>> START Data shown

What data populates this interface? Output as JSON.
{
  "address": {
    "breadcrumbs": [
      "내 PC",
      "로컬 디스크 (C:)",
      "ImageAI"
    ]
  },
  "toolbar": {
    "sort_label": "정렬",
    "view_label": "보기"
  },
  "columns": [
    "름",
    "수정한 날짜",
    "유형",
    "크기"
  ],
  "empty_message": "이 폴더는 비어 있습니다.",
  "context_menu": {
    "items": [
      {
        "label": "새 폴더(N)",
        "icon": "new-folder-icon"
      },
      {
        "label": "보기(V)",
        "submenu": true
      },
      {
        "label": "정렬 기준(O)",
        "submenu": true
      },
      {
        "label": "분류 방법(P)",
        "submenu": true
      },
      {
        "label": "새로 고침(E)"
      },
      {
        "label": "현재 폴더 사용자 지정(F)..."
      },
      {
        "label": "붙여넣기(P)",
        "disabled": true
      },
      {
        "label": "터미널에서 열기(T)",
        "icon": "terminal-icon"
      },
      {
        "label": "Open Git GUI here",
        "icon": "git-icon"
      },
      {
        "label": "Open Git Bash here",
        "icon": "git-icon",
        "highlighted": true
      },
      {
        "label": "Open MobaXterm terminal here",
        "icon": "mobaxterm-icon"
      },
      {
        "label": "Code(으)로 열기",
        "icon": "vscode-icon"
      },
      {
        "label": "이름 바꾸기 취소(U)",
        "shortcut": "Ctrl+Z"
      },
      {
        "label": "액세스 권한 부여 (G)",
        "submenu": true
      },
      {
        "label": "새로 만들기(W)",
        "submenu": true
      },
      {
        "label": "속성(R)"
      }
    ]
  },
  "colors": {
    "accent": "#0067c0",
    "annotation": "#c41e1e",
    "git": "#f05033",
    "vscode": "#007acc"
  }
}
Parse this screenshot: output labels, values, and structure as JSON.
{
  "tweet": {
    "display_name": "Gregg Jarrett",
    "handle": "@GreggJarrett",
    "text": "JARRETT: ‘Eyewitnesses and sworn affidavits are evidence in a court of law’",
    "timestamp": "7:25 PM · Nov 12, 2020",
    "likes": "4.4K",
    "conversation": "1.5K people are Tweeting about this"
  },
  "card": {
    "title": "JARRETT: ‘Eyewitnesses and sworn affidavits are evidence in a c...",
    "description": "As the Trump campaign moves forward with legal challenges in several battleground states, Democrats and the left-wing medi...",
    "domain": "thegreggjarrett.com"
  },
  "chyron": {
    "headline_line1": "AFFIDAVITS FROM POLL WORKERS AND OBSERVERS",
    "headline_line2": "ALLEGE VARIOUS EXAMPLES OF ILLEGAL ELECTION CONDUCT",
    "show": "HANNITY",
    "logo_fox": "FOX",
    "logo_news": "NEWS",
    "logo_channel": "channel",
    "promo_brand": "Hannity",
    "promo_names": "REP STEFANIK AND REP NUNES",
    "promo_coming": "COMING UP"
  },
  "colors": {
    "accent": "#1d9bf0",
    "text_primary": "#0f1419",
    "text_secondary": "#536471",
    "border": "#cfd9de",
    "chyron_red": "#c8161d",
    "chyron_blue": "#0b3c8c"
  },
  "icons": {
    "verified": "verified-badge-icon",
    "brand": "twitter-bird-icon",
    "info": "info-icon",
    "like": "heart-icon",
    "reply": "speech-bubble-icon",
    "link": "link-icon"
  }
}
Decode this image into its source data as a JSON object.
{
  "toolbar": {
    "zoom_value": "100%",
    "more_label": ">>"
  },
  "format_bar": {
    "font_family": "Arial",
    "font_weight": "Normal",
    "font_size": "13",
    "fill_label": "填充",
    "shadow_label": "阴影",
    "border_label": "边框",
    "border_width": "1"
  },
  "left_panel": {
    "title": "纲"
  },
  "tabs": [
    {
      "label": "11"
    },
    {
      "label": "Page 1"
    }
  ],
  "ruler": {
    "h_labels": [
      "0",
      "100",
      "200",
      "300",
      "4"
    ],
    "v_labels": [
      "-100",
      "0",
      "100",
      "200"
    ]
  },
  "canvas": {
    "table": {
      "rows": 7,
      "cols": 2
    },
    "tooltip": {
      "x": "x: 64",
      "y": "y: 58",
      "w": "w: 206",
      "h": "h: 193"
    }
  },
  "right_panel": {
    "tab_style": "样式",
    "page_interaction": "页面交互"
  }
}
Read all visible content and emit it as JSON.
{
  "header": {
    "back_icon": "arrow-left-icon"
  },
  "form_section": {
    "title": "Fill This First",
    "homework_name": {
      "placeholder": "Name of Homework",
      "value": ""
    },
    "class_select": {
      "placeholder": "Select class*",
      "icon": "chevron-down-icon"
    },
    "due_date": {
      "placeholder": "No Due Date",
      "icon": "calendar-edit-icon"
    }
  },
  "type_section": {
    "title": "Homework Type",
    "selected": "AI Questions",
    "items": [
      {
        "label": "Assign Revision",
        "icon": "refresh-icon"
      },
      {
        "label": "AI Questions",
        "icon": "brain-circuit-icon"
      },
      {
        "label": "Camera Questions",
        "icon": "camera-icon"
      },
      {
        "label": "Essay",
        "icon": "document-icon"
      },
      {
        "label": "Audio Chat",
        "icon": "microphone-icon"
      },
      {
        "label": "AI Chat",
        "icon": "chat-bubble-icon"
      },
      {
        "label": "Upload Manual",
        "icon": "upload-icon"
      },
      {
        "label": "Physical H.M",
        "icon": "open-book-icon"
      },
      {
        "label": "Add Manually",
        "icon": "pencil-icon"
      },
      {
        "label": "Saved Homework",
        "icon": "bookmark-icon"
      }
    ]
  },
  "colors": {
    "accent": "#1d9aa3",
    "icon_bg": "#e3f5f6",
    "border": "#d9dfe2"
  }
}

>> END Data shown

## Exercise task
Repeat the data precisely, reproducing every entry.

## Completed task
What data populates this interface? Output as JSON.
{
  "address": {
    "breadcrumbs": [
      "내 PC",
      "로컬 디스크 (C:)",
      "ImageAI"
    ]
  },
  "toolbar": {
    "sort_label": "정렬",
    "view_label": "보기"
  },
  "columns": [
    "름",
    "수정한 날짜",
    "유형",
    "크기"
  ],
  "empty_message": "이 폴더는 비어 있습니다.",
  "context_menu": {
    "items": [
      {
        "label": "새 폴더(N)",
        "icon": "new-folder-icon"
      },
      {
        "label": "보기(V)",
        "submenu": true
      },
      {
        "label": "정렬 기준(O)",
        "submenu": true
      },
      {
        "label": "분류 방법(P)",
        "submenu": true
      },
      {
        "label": "새로 고침(E)"
      },
      {
        "label": "현재 폴더 사용자 지정(F)..."
      },
      {
        "label": "붙여넣기(P)",
        "disabled": true
      },
      {
        "label": "터미널에서 열기(T)",
        "icon": "terminal-icon"
      },
      {
        "label": "Open Git GUI here",
        "icon": "git-icon"
      },
      {
        "label": "Open Git Bash here",
        "icon": "git-icon",
        "highlighted": true
      },
      {
        "label": "Open MobaXterm terminal here",
        "icon": "mobaxterm-icon"
      },
      {
        "label": "Code(으)로 열기",
        "icon": "vscode-icon"
      },
      {
        "label": "이름 바꾸기 취소(U)",
        "shortcut": "Ctrl+Z"
      },
      {
        "label": "액세스 권한 부여 (G)",
        "submenu": true
      },
      {
        "label": "새로 만들기(W)",
        "submenu": true
      },
      {
        "label": "속성(R)"
      }
    ]
  },
  "colors": {
    "accent": "#0067c0",
    "annotation": "#c41e1e",
    "git": "#f05033",
    "vscode": "#007acc"
  }
}
Parse this screenshot: output labels, values, and structure as JSON.
{
  "tweet": {
    "display_name": "Gregg Jarrett",
    "handle": "@GreggJarrett",
    "text": "JARRETT: ‘Eyewitnesses and sworn affidavits are evidence in a court of law’",
    "timestamp": "7:25 PM · Nov 12, 2020",
    "likes": "4.4K",
    "conversation": "1.5K people are Tweeting about this"
  },
  "card": {
    "title": "JARRETT: ‘Eyewitnesses and sworn affidavits are evidence in a c...",
    "description": "As the Trump campaign moves forward with legal challenges in several battleground states, Democrats and the left-wing medi...",
    "domain": "thegreggjarrett.com"
  },
  "chyron": {
    "headline_line1": "AFFIDAVITS FROM POLL WORKERS AND OBSERVERS",
    "headline_line2": "ALLEGE VARIOUS EXAMPLES OF ILLEGAL ELECTION CONDUCT",
    "show": "HANNITY",
    "logo_fox": "FOX",
    "logo_news": "NEWS",
    "logo_channel": "channel",
    "promo_brand": "Hannity",
    "promo_names": "REP STEFANIK AND REP NUNES",
    "promo_coming": "COMING UP"
  },
  "colors": {
    "accent": "#1d9bf0",
    "text_primary": "#0f1419",
    "text_secondary": "#536471",
    "border": "#cfd9de",
    "chyron_red": "#c8161d",
    "chyron_blue": "#0b3c8c"
  },
  "icons": {
    "verified": "verified-badge-icon",
    "brand": "twitter-bird-icon",
    "info": "info-icon",
    "like": "heart-icon",
    "reply": "speech-bubble-icon",
    "link": "link-icon"
  }
}
Decode this image into its source data as a JSON object.
{
  "toolbar": {
    "zoom_value": "100%",
    "more_label": ">>"
  },
  "format_bar": {
    "font_family": "Arial",
    "font_weight": "Normal",
    "font_size": "13",
    "fill_label": "填充",
    "shadow_label": "阴影",
    "border_label": "边框",
    "border_width": "1"
  },
  "left_panel": {
    "title": "纲"
  },
  "tabs": [
    {
      "label": "11"
    },
    {
      "label": "Page 1"
    }
  ],
  "ruler": {
    "h_labels": [
      "0",
      "100",
      "200",
      "300",
      "4"
    ],
    "v_labels": [
      "-100",
      "0",
      "100",
      "200"
    ]
  },
  "canvas": {
    "table": {
      "rows": 7,
      "cols": 2
    },
    "tooltip": {
      "x": "x: 64",
      "y": "y: 58",
      "w": "w: 206",
      "h": "h: 193"
    }
  },
  "right_panel": {
    "tab_style": "样式",
    "page_interaction": "页面交互"
  }
}
Read all visible content and emit it as JSON.
{
  "header": {
    "back_icon": "arrow-left-icon"
  },
  "form_section": {
    "title": "Fill This First",
    "homework_name": {
      "placeholder": "Name of Homework",
      "value": ""
    },
    "class_select": {
      "placeholder": "Select class*",
      "icon": "chevron-down-icon"
    },
    "due_date": {
      "placeholder": "No Due Date",
      "icon": "calendar-edit-icon"
    }
  },
  "type_section": {
    "title": "Homework Type",
    "selected": "AI Questions",
    "items": [
      {
        "label": "Assign Revision",
        "icon": "refresh-icon"
      },
      {
        "label": "AI Questions",
        "icon": "brain-circuit-icon"
      },
      {
        "label": "Camera Questions",
        "icon": "camera-icon"
      },
      {
        "label": "Essay",
        "icon": "document-icon"
      },
      {
        "label": "Audio Chat",
        "icon": "microphone-icon"
      },
      {
        "label": "AI Chat",
        "icon": "chat-bubble-icon"
      },
      {
        "label": "Upload Manual",
        "icon": "upload-icon"
      },
      {
        "label": "Physical H.M",
        "icon": "open-book-icon"
      },
      {
        "label": "Add Manually",
        "icon": "pencil-icon"
      },
      {
        "label": "Saved Homework",
        "icon": "bookmark-icon"
      }
    ]
  },
  "colors": {
    "accent": "#1d9aa3",
    "icon_bg": "#e3f5f6",
    "border": "#d9dfe2"
  }
}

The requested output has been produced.